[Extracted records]

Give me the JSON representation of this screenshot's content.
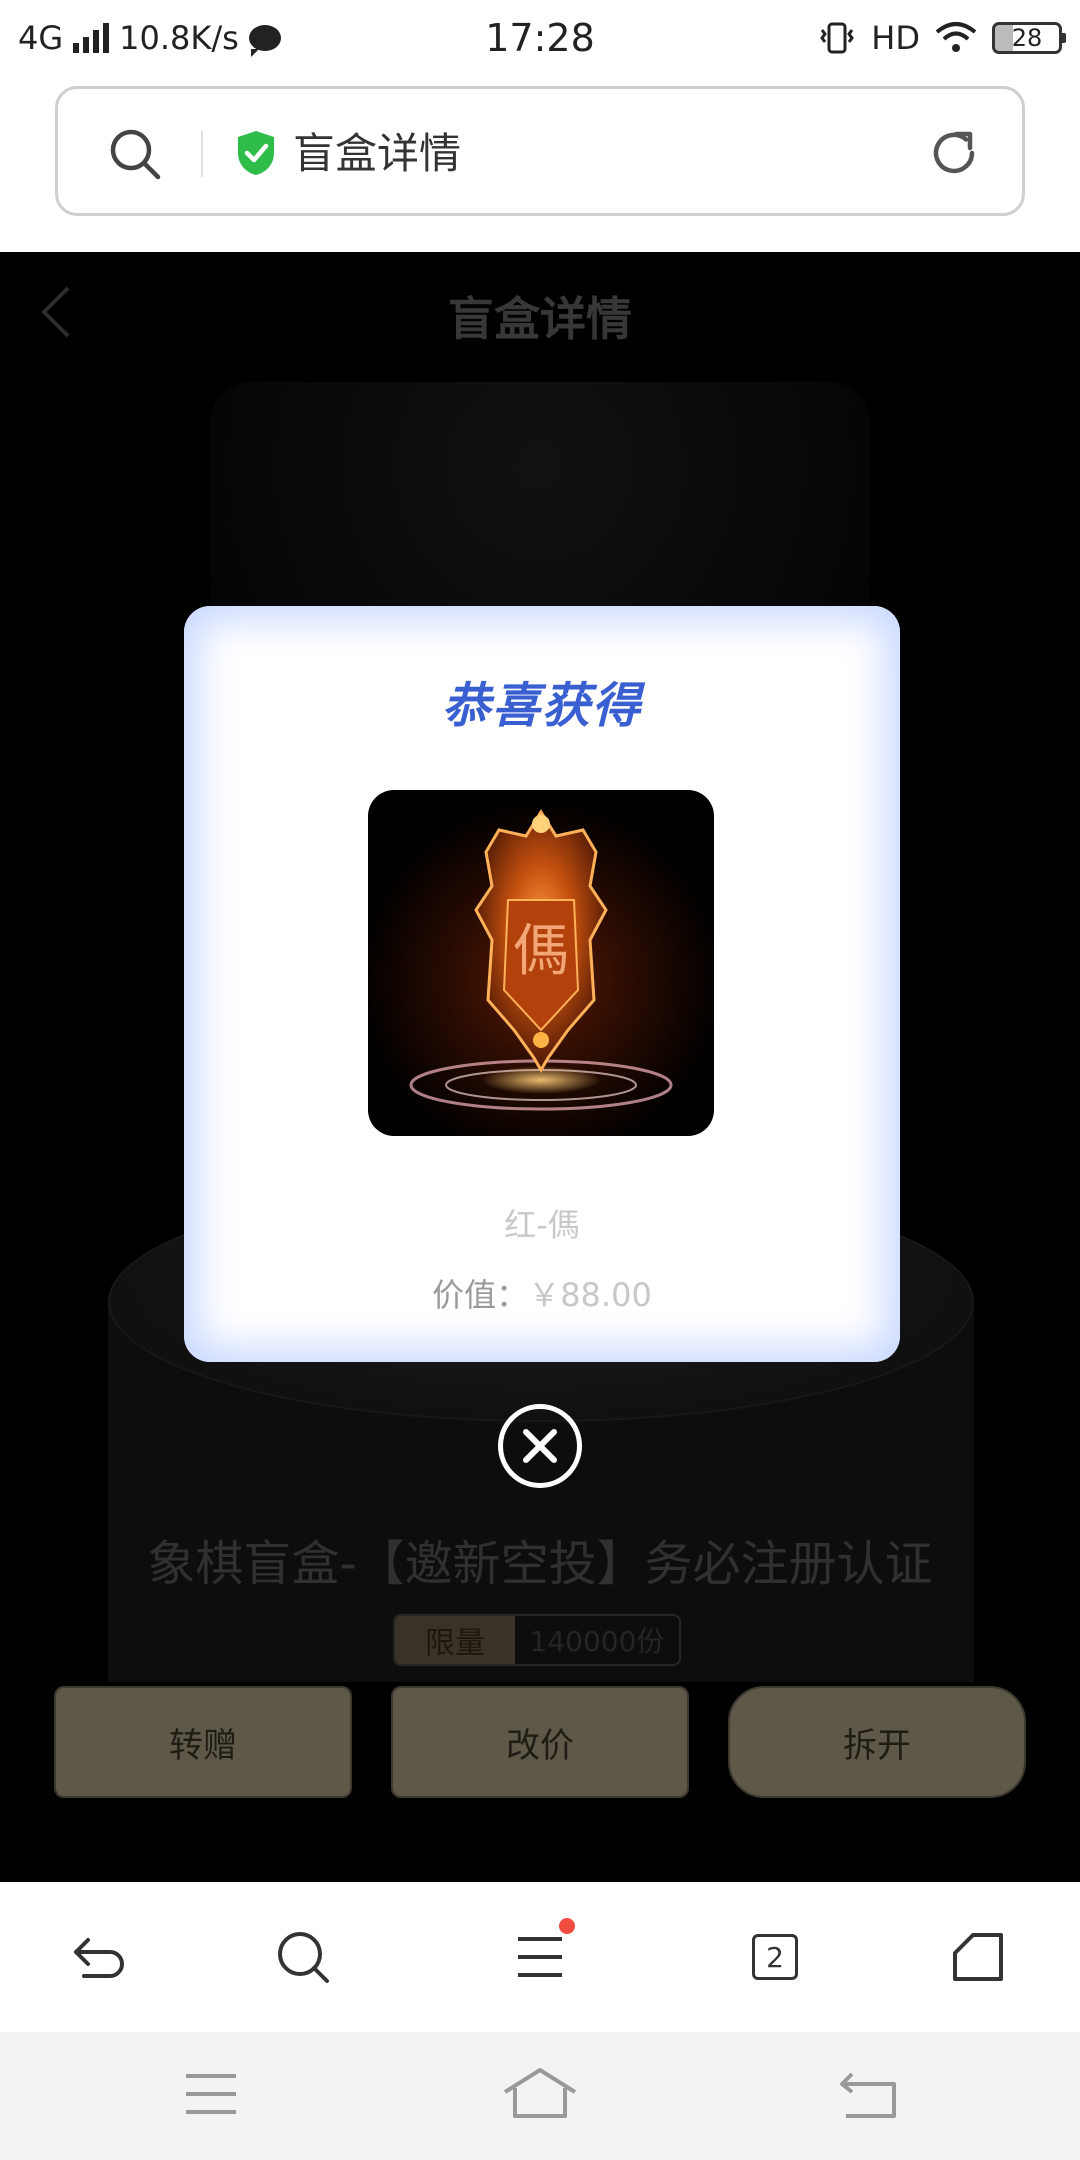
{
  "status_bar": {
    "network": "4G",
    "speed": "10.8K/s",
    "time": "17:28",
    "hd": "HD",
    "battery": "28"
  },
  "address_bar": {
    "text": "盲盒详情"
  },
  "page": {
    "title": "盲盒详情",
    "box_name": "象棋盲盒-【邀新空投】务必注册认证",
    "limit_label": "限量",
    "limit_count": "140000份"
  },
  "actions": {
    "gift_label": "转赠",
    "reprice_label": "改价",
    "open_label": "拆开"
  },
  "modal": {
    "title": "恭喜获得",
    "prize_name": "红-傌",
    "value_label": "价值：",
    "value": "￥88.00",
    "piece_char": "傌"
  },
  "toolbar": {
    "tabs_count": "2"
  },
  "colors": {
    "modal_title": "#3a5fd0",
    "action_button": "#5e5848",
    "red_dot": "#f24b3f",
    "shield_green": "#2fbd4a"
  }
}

PROBLEM DESCRIPTION
Copy all the records above exactly, but leave out the pictures.

WRITTEN REPLY
Give me the JSON representation of this screenshot's content.
{
  "status_bar": {
    "network": "4G",
    "speed": "10.8K/s",
    "time": "17:28",
    "hd": "HD",
    "battery": "28"
  },
  "address_bar": {
    "text": "盲盒详情"
  },
  "page": {
    "title": "盲盒详情",
    "box_name": "象棋盲盒-【邀新空投】务必注册认证",
    "limit_label": "限量",
    "limit_count": "140000份"
  },
  "actions": {
    "gift_label": "转赠",
    "reprice_label": "改价",
    "open_label": "拆开"
  },
  "modal": {
    "title": "恭喜获得",
    "prize_name": "红-傌",
    "value_label": "价值：",
    "value": "￥88.00",
    "piece_char": "傌"
  },
  "toolbar": {
    "tabs_count": "2"
  },
  "colors": {
    "modal_title": "#3a5fd0",
    "action_button": "#5e5848",
    "red_dot": "#f24b3f",
    "shield_green": "#2fbd4a"
  }
}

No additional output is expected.